> _Task goal_:
Could you repeat the records below exactly, leaving out any pictures?

>> START Given data

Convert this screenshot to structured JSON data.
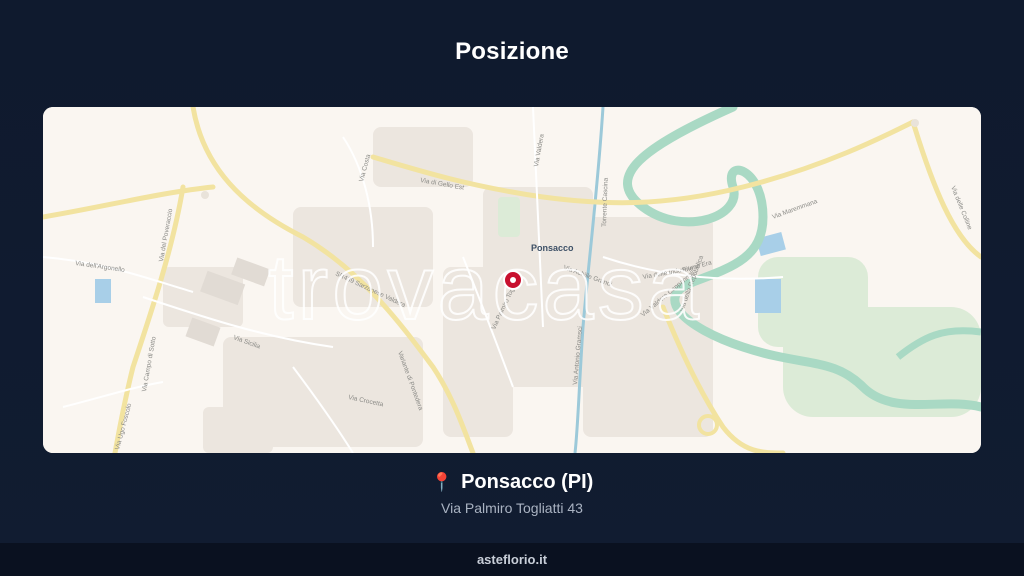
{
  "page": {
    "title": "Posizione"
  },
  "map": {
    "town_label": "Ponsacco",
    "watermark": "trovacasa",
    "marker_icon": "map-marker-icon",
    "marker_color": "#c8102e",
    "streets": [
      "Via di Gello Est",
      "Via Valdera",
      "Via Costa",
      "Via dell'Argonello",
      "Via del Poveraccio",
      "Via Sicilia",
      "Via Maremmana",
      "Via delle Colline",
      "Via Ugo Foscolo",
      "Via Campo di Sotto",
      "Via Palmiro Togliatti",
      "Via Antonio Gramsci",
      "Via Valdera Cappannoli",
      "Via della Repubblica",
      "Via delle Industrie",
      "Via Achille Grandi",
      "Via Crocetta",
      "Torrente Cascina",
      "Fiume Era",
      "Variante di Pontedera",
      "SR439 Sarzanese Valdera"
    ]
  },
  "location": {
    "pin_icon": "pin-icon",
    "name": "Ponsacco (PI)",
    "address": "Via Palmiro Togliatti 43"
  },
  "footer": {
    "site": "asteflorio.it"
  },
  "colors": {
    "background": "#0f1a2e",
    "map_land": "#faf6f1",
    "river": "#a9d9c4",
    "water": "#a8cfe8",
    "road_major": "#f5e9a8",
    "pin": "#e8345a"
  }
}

>> END Given data

> _Expected output_:
Convert this screenshot to structured JSON data.
{
  "page": {
    "title": "Posizione"
  },
  "map": {
    "town_label": "Ponsacco",
    "watermark": "trovacasa",
    "marker_icon": "map-marker-icon",
    "marker_color": "#c8102e",
    "streets": [
      "Via di Gello Est",
      "Via Valdera",
      "Via Costa",
      "Via dell'Argonello",
      "Via del Poveraccio",
      "Via Sicilia",
      "Via Maremmana",
      "Via delle Colline",
      "Via Ugo Foscolo",
      "Via Campo di Sotto",
      "Via Palmiro Togliatti",
      "Via Antonio Gramsci",
      "Via Valdera Cappannoli",
      "Via della Repubblica",
      "Via delle Industrie",
      "Via Achille Grandi",
      "Via Crocetta",
      "Torrente Cascina",
      "Fiume Era",
      "Variante di Pontedera",
      "SR439 Sarzanese Valdera"
    ]
  },
  "location": {
    "pin_icon": "pin-icon",
    "name": "Ponsacco (PI)",
    "address": "Via Palmiro Togliatti 43"
  },
  "footer": {
    "site": "asteflorio.it"
  },
  "colors": {
    "background": "#0f1a2e",
    "map_land": "#faf6f1",
    "river": "#a9d9c4",
    "water": "#a8cfe8",
    "road_major": "#f5e9a8",
    "pin": "#e8345a"
  }
}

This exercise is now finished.